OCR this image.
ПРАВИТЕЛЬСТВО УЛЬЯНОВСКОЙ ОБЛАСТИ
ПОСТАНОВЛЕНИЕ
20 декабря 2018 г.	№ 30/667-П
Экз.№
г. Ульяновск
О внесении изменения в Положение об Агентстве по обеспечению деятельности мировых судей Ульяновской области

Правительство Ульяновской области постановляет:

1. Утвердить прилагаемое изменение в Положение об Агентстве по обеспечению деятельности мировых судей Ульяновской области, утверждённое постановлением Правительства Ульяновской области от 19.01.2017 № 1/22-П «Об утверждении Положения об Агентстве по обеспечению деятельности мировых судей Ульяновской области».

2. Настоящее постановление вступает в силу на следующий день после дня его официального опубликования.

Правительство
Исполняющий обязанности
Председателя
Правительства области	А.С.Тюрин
#####
Reproduce each entry word for word.

OCR this image.
ПРАВИТЕЛЬСТВО УЛЬЯНОВСКОЙ ОБЛАСТИ
ПОСТАНОВЛЕНИЕ
20 декабря 2018 г.	№ 30/667-П
Экз.№
г. Ульяновск
О внесении изменения в Положение об Агентстве по обеспечению деятельности мировых судей Ульяновской области

Правительство Ульяновской области постановляет:

1. Утвердить прилагаемое изменение в Положение об Агентстве по обеспечению деятельности мировых судей Ульяновской области, утверждённое постановлением Правительства Ульяновской области от 19.01.2017 № 1/22-П «Об утверждении Положения об Агентстве по обеспечению деятельности мировых судей Ульяновской области».

2. Настоящее постановление вступает в силу на следующий день после дня его официального опубликования.

Правительство
Исполняющий обязанности
Председателя
Правительства области	А.С.Тюрин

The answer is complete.